WHAT YOU ARE ASKED TO DO >> Copy out each line below exactly as it appears.

MATERIAL SHOWN >>
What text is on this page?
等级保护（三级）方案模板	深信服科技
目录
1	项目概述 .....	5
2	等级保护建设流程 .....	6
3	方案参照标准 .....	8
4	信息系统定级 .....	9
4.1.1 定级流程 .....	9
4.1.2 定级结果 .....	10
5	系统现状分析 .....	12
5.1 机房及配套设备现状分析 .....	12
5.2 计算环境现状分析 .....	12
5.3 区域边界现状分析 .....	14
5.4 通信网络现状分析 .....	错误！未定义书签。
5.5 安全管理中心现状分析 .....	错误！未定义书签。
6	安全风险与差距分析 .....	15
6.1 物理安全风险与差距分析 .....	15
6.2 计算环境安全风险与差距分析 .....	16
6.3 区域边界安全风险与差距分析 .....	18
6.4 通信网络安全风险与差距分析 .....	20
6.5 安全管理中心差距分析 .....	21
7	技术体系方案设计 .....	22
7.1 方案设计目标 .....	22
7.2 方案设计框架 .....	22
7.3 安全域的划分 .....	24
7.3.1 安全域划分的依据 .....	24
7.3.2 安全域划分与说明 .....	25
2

FINISHED EXERCISE >>
What text is on this page?
等级保护（三级）方案模板	深信服科技
目录
1	项目概述 .....	5
2	等级保护建设流程 .....	6
3	方案参照标准 .....	8
4	信息系统定级 .....	9
4.1.1 定级流程 .....	9
4.1.2 定级结果 .....	10
5	系统现状分析 .....	12
5.1 机房及配套设备现状分析 .....	12
5.2 计算环境现状分析 .....	12
5.3 区域边界现状分析 .....	14
5.4 通信网络现状分析 .....	错误！未定义书签。
5.5 安全管理中心现状分析 .....	错误！未定义书签。
6	安全风险与差距分析 .....	15
6.1 物理安全风险与差距分析 .....	15
6.2 计算环境安全风险与差距分析 .....	16
6.3 区域边界安全风险与差距分析 .....	18
6.4 通信网络安全风险与差距分析 .....	20
6.5 安全管理中心差距分析 .....	21
7	技术体系方案设计 .....	22
7.1 方案设计目标 .....	22
7.2 方案设计框架 .....	22
7.3 安全域的划分 .....	24
7.3.1 安全域划分的依据 .....	24
7.3.2 安全域划分与说明 .....	25
2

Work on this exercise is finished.